WHAT THE TASK REQUIRES
In how many lines of the data does the word "Общий" appear? Give the number by itself.

+++ DATASET RECORDS

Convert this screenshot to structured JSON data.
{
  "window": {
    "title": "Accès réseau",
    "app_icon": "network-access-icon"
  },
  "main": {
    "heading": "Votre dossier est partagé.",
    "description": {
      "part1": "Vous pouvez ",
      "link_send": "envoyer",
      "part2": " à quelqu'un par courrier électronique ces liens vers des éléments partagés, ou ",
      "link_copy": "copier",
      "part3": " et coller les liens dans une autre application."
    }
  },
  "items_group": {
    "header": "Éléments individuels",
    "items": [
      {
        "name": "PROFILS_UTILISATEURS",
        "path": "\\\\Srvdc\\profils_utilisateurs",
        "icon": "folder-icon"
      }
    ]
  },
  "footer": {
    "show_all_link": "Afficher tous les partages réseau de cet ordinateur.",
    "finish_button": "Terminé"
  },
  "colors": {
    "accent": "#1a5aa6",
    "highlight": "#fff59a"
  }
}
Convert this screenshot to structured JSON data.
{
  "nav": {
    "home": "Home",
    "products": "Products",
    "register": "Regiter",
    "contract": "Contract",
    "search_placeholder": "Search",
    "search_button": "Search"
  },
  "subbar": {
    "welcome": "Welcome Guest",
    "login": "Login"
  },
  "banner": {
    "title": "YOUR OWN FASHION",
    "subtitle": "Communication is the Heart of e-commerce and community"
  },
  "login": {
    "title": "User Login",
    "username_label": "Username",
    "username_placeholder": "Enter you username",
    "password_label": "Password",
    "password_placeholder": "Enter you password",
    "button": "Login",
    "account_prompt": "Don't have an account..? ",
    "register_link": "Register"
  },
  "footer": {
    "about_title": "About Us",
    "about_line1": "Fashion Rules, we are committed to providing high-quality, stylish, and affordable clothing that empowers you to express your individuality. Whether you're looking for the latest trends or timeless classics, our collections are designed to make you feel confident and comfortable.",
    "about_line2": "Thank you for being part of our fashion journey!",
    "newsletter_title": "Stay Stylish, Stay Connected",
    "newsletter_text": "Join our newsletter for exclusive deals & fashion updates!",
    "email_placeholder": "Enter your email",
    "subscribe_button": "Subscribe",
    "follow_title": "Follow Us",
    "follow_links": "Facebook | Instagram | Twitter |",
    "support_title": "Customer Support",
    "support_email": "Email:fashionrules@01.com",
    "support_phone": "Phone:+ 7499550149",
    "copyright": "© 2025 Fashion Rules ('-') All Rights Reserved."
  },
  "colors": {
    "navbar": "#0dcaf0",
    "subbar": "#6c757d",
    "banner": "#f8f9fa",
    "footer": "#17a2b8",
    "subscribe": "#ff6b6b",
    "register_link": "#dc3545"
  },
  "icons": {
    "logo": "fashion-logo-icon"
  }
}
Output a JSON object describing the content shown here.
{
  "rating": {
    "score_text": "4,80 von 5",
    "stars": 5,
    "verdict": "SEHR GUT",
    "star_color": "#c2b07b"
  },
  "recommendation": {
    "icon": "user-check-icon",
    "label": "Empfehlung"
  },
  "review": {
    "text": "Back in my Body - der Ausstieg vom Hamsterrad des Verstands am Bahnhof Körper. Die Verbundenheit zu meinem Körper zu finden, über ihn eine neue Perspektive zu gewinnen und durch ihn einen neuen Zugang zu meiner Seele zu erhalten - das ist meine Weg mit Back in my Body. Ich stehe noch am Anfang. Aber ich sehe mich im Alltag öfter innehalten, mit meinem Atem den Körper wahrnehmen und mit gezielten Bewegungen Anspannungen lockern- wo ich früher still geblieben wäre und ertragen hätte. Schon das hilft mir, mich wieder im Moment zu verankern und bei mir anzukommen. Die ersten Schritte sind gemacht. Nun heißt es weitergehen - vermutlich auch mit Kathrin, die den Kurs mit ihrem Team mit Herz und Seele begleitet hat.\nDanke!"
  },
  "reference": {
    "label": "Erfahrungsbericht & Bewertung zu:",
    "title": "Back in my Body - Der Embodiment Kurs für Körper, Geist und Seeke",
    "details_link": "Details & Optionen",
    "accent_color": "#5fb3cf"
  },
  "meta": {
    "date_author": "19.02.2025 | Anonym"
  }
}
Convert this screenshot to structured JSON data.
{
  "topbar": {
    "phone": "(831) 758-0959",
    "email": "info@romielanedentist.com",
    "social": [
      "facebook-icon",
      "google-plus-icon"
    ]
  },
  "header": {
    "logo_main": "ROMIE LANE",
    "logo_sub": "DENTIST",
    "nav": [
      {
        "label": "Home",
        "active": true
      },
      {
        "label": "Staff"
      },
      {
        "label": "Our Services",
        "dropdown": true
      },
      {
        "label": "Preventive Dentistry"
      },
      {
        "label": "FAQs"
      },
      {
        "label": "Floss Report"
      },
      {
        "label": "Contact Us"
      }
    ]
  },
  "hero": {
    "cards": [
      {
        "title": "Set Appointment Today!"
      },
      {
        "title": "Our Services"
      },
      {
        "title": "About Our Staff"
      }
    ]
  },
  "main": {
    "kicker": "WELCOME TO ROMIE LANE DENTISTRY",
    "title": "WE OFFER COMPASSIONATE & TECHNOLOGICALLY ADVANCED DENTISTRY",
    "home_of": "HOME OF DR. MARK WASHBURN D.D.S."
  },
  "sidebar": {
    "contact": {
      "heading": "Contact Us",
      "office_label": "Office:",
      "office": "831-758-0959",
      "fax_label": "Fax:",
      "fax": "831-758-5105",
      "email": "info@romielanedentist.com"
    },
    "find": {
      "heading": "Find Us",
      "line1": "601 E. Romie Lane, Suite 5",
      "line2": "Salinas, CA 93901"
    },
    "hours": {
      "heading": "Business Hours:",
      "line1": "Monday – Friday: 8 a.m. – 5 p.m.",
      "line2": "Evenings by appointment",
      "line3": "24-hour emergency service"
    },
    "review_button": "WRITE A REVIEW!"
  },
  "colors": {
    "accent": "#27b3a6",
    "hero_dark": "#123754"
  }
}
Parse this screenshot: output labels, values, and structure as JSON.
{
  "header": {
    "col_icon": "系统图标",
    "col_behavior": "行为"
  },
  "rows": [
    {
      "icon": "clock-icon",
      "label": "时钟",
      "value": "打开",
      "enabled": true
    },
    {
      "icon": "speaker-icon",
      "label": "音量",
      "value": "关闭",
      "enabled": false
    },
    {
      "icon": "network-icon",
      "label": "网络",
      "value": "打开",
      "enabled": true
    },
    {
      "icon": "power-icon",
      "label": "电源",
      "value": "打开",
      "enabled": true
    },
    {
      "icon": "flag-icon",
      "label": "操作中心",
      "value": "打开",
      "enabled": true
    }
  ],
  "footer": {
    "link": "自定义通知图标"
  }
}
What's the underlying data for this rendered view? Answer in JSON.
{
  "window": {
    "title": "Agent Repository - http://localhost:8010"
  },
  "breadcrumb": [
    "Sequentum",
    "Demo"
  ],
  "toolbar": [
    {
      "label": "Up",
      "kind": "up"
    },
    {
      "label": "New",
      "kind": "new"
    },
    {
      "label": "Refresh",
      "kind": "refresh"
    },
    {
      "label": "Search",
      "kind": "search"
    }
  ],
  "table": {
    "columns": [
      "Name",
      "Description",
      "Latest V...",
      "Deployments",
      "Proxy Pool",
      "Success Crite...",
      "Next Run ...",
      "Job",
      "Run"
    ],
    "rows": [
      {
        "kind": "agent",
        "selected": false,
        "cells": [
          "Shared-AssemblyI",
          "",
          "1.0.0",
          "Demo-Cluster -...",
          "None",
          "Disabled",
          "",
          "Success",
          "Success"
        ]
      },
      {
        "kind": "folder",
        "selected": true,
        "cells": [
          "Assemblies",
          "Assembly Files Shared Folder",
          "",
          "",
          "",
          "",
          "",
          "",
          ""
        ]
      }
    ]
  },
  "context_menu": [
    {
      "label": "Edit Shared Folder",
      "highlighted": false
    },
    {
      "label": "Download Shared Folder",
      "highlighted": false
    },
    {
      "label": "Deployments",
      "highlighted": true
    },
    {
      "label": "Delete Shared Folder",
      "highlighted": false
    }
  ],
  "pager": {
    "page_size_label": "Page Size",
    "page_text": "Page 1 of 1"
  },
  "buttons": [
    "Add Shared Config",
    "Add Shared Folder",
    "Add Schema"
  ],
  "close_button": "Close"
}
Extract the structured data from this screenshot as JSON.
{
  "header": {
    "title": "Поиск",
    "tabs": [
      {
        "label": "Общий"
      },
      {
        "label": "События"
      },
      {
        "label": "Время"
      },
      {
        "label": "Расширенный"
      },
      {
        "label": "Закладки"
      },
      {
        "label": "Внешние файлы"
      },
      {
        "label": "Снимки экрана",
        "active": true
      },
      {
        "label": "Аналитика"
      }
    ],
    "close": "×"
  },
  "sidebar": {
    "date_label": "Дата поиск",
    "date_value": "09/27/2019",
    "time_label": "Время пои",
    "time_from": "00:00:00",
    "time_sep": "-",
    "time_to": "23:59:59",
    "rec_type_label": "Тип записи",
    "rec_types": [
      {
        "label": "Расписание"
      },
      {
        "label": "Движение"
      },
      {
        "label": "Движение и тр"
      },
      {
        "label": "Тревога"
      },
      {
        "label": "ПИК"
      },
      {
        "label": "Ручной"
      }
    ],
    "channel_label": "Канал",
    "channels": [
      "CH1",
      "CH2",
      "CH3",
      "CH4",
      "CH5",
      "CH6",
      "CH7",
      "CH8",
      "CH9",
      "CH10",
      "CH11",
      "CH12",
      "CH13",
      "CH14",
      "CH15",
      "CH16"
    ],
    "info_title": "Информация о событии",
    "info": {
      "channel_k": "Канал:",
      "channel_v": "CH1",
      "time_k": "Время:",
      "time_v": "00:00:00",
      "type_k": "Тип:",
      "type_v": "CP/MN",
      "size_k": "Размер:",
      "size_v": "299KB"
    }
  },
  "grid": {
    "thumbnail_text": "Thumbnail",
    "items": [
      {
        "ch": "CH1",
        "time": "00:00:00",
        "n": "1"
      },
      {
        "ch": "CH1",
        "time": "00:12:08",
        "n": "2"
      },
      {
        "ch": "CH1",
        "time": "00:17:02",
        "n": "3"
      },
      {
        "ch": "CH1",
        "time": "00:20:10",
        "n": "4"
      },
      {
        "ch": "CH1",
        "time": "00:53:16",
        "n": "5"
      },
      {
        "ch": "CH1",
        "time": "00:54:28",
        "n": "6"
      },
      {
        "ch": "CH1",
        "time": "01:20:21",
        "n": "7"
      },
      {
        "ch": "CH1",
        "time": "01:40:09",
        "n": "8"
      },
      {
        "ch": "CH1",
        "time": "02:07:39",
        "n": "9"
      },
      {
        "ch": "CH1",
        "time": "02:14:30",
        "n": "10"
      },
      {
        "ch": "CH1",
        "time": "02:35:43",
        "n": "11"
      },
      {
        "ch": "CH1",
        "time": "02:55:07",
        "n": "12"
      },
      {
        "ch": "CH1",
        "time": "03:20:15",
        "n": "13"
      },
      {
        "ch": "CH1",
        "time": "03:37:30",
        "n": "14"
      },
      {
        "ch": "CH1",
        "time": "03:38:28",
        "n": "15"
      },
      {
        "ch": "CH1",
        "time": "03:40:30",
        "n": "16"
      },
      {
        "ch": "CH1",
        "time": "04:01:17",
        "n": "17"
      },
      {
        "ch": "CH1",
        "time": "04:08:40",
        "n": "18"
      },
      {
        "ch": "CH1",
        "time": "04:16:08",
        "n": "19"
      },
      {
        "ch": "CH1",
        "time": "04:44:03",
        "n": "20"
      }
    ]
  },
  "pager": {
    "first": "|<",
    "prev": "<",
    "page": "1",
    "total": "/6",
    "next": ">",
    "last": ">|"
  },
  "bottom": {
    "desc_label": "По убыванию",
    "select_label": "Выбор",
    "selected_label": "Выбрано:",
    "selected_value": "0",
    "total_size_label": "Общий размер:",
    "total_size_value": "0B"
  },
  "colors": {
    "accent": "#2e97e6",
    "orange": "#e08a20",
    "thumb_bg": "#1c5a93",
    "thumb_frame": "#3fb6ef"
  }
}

++++++

EXERCISE RESULT
2